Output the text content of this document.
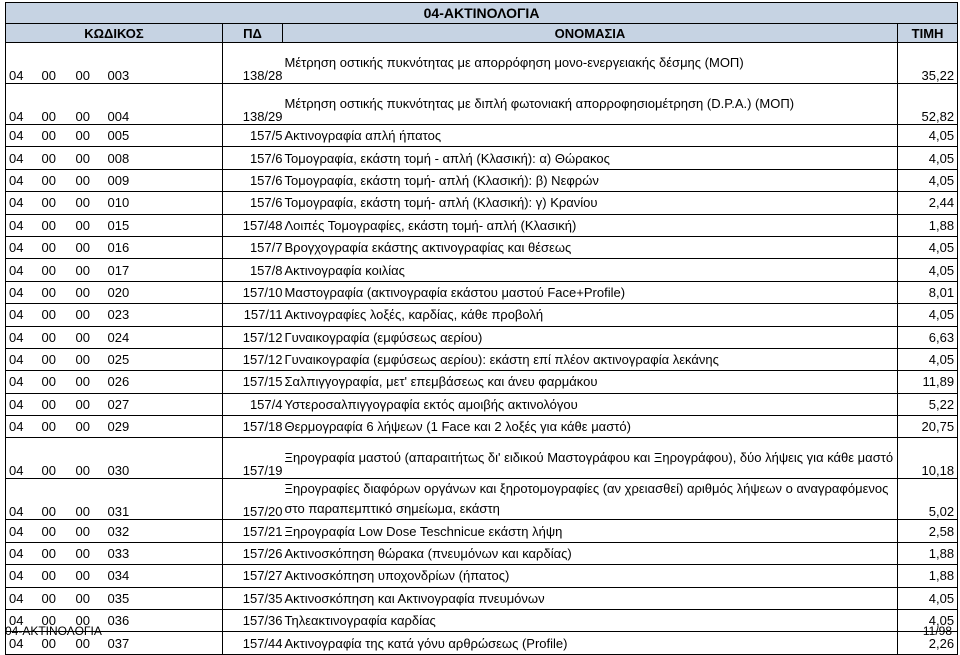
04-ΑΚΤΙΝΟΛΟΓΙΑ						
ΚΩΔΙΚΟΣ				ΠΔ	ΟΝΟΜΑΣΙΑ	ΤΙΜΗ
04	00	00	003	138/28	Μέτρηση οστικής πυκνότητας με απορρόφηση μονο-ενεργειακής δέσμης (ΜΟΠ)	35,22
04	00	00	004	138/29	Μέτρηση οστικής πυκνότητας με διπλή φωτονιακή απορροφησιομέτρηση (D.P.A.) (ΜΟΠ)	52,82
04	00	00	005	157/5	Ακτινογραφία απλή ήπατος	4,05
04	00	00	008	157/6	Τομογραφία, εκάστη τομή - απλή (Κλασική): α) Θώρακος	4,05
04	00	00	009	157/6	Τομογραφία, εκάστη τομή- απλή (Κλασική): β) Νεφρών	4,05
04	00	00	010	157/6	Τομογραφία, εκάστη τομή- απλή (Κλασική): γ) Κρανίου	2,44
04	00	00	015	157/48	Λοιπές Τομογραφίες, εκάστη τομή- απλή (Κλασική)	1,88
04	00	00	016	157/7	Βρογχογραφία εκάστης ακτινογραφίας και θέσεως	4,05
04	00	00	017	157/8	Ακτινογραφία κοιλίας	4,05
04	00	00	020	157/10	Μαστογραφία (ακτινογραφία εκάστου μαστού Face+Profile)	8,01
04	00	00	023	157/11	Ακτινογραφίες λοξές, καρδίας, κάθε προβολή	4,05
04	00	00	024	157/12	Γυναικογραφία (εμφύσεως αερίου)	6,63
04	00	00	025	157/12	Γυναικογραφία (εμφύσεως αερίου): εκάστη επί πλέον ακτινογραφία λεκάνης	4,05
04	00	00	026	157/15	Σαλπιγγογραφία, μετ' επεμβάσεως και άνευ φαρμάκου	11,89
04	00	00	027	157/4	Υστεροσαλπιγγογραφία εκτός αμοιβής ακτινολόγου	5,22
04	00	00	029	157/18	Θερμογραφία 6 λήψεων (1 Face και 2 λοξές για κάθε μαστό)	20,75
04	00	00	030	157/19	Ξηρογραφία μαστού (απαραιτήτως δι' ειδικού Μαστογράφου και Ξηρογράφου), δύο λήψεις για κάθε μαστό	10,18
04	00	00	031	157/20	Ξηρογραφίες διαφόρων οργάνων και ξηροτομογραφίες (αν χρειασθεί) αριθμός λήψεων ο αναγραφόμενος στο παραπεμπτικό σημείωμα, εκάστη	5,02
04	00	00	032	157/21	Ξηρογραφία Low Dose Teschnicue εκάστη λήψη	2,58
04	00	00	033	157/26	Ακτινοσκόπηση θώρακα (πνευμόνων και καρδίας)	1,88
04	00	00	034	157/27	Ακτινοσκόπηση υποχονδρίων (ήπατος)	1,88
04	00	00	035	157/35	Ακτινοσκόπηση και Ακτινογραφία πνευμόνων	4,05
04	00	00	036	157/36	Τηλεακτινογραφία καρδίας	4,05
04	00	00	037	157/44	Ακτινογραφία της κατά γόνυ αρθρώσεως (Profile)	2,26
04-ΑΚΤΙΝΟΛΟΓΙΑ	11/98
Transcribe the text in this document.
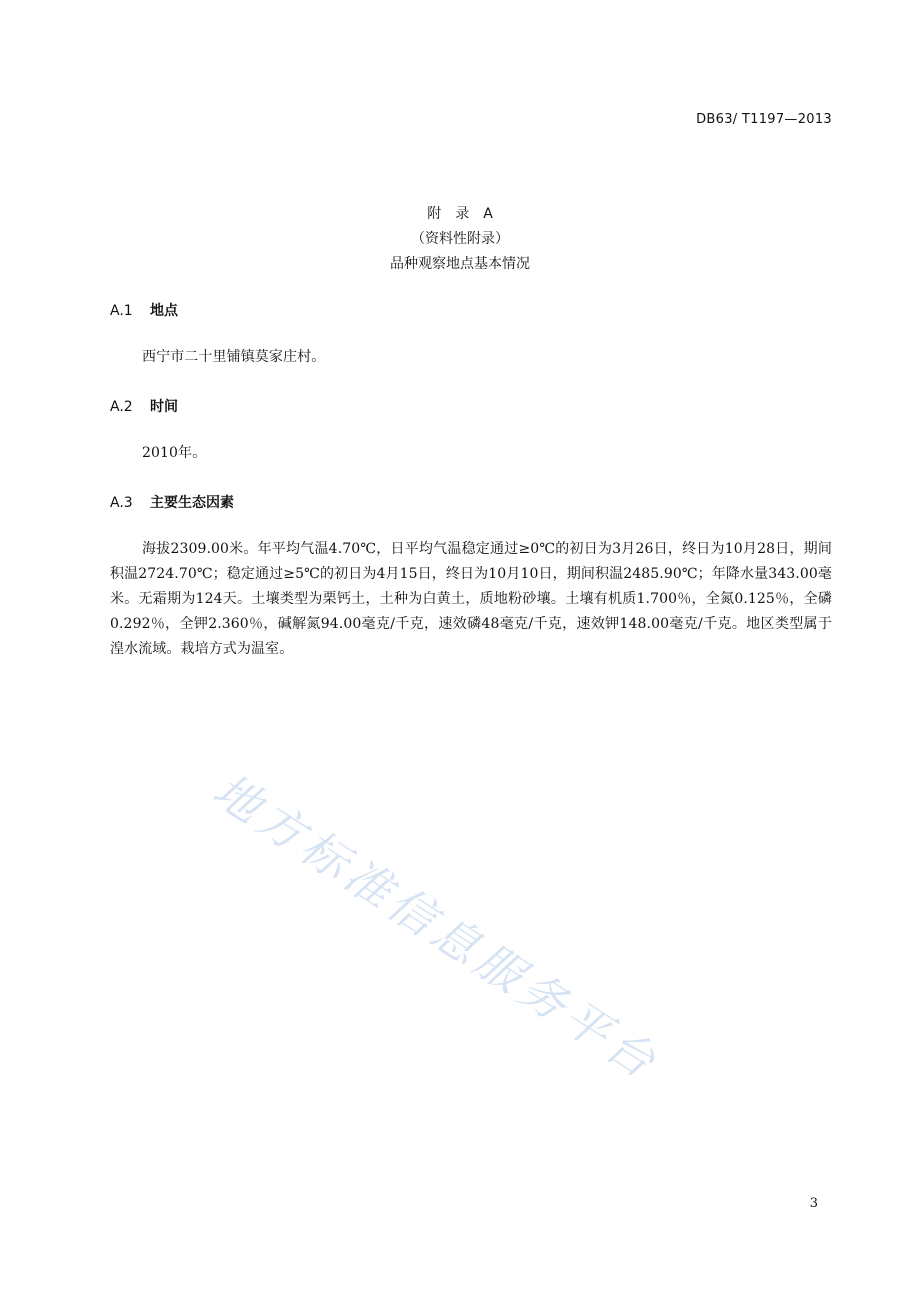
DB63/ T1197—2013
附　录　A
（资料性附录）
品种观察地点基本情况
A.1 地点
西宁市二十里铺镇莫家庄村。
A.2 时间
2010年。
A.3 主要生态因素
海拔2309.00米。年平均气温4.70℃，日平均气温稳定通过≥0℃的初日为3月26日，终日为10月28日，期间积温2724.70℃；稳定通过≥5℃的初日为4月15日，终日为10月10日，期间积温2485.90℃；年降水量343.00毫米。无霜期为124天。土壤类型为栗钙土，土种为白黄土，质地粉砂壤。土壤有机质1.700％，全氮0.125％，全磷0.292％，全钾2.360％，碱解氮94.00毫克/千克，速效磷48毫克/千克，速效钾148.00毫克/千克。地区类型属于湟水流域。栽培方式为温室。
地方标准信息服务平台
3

──────────

### Exercise:
In the entries above, how many lines hold the word "Face"? State the number and nothing else.

### Written solution:
2